Records from a collection
= = = =

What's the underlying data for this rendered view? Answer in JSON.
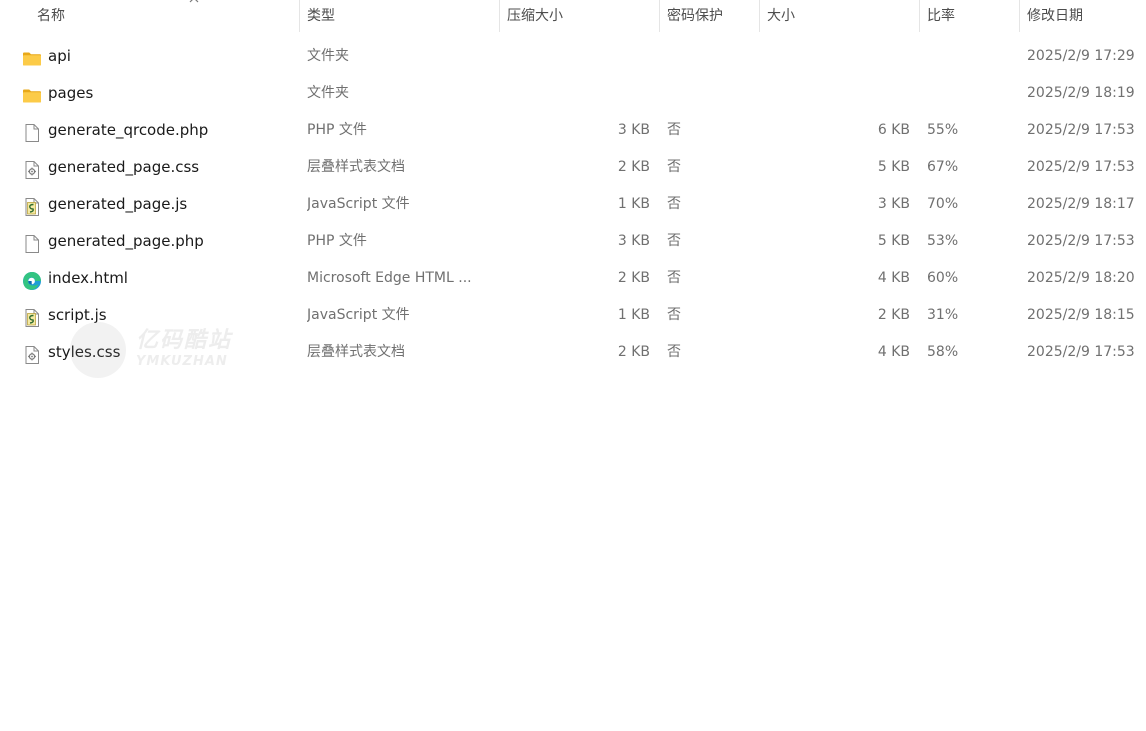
{
  "columns": [
    {
      "key": "name",
      "label": "名称"
    },
    {
      "key": "type",
      "label": "类型"
    },
    {
      "key": "compressed_size",
      "label": "压缩大小"
    },
    {
      "key": "password",
      "label": "密码保护"
    },
    {
      "key": "size",
      "label": "大小"
    },
    {
      "key": "ratio",
      "label": "比率"
    },
    {
      "key": "modified",
      "label": "修改日期"
    }
  ],
  "sort": {
    "column": "name",
    "direction": "ascending"
  },
  "files": [
    {
      "name": "api",
      "icon": "folder-icon",
      "type": "文件夹",
      "compressed_size": "",
      "password": "",
      "size": "",
      "ratio": "",
      "modified": "2025/2/9 17:29"
    },
    {
      "name": "pages",
      "icon": "folder-icon",
      "type": "文件夹",
      "compressed_size": "",
      "password": "",
      "size": "",
      "ratio": "",
      "modified": "2025/2/9 18:19"
    },
    {
      "name": "generate_qrcode.php",
      "icon": "blank-file-icon",
      "type": "PHP 文件",
      "compressed_size": "3 KB",
      "password": "否",
      "size": "6 KB",
      "ratio": "55%",
      "modified": "2025/2/9 17:53"
    },
    {
      "name": "generated_page.css",
      "icon": "css-file-icon",
      "type": "层叠样式表文档",
      "compressed_size": "2 KB",
      "password": "否",
      "size": "5 KB",
      "ratio": "67%",
      "modified": "2025/2/9 17:53"
    },
    {
      "name": "generated_page.js",
      "icon": "js-file-icon",
      "type": "JavaScript 文件",
      "compressed_size": "1 KB",
      "password": "否",
      "size": "3 KB",
      "ratio": "70%",
      "modified": "2025/2/9 18:17"
    },
    {
      "name": "generated_page.php",
      "icon": "blank-file-icon",
      "type": "PHP 文件",
      "compressed_size": "3 KB",
      "password": "否",
      "size": "5 KB",
      "ratio": "53%",
      "modified": "2025/2/9 17:53"
    },
    {
      "name": "index.html",
      "icon": "edge-icon",
      "type": "Microsoft Edge HTML ...",
      "compressed_size": "2 KB",
      "password": "否",
      "size": "4 KB",
      "ratio": "60%",
      "modified": "2025/2/9 18:20"
    },
    {
      "name": "script.js",
      "icon": "js-file-icon",
      "type": "JavaScript 文件",
      "compressed_size": "1 KB",
      "password": "否",
      "size": "2 KB",
      "ratio": "31%",
      "modified": "2025/2/9 18:15"
    },
    {
      "name": "styles.css",
      "icon": "css-file-icon",
      "type": "层叠样式表文档",
      "compressed_size": "2 KB",
      "password": "否",
      "size": "4 KB",
      "ratio": "58%",
      "modified": "2025/2/9 17:53"
    }
  ],
  "watermark": {
    "title": "亿码酷站",
    "subtitle": "YMKUZHAN"
  },
  "colors": {
    "header_text": "#4d4d4d",
    "name_text": "#1a1a1a",
    "detail_text": "#707070",
    "folder": "#f8c640",
    "separator": "#e5e5e5"
  }
}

= = = =

* [The task]:
Reproduce the full material exactly, excluding the pictures.

* [Written reply]:
What's the underlying data for this rendered view? Answer in JSON.
{
  "columns": [
    {
      "key": "name",
      "label": "名称"
    },
    {
      "key": "type",
      "label": "类型"
    },
    {
      "key": "compressed_size",
      "label": "压缩大小"
    },
    {
      "key": "password",
      "label": "密码保护"
    },
    {
      "key": "size",
      "label": "大小"
    },
    {
      "key": "ratio",
      "label": "比率"
    },
    {
      "key": "modified",
      "label": "修改日期"
    }
  ],
  "sort": {
    "column": "name",
    "direction": "ascending"
  },
  "files": [
    {
      "name": "api",
      "icon": "folder-icon",
      "type": "文件夹",
      "compressed_size": "",
      "password": "",
      "size": "",
      "ratio": "",
      "modified": "2025/2/9 17:29"
    },
    {
      "name": "pages",
      "icon": "folder-icon",
      "type": "文件夹",
      "compressed_size": "",
      "password": "",
      "size": "",
      "ratio": "",
      "modified": "2025/2/9 18:19"
    },
    {
      "name": "generate_qrcode.php",
      "icon": "blank-file-icon",
      "type": "PHP 文件",
      "compressed_size": "3 KB",
      "password": "否",
      "size": "6 KB",
      "ratio": "55%",
      "modified": "2025/2/9 17:53"
    },
    {
      "name": "generated_page.css",
      "icon": "css-file-icon",
      "type": "层叠样式表文档",
      "compressed_size": "2 KB",
      "password": "否",
      "size": "5 KB",
      "ratio": "67%",
      "modified": "2025/2/9 17:53"
    },
    {
      "name": "generated_page.js",
      "icon": "js-file-icon",
      "type": "JavaScript 文件",
      "compressed_size": "1 KB",
      "password": "否",
      "size": "3 KB",
      "ratio": "70%",
      "modified": "2025/2/9 18:17"
    },
    {
      "name": "generated_page.php",
      "icon": "blank-file-icon",
      "type": "PHP 文件",
      "compressed_size": "3 KB",
      "password": "否",
      "size": "5 KB",
      "ratio": "53%",
      "modified": "2025/2/9 17:53"
    },
    {
      "name": "index.html",
      "icon": "edge-icon",
      "type": "Microsoft Edge HTML ...",
      "compressed_size": "2 KB",
      "password": "否",
      "size": "4 KB",
      "ratio": "60%",
      "modified": "2025/2/9 18:20"
    },
    {
      "name": "script.js",
      "icon": "js-file-icon",
      "type": "JavaScript 文件",
      "compressed_size": "1 KB",
      "password": "否",
      "size": "2 KB",
      "ratio": "31%",
      "modified": "2025/2/9 18:15"
    },
    {
      "name": "styles.css",
      "icon": "css-file-icon",
      "type": "层叠样式表文档",
      "compressed_size": "2 KB",
      "password": "否",
      "size": "4 KB",
      "ratio": "58%",
      "modified": "2025/2/9 17:53"
    }
  ],
  "watermark": {
    "title": "亿码酷站",
    "subtitle": "YMKUZHAN"
  },
  "colors": {
    "header_text": "#4d4d4d",
    "name_text": "#1a1a1a",
    "detail_text": "#707070",
    "folder": "#f8c640",
    "separator": "#e5e5e5"
  }
}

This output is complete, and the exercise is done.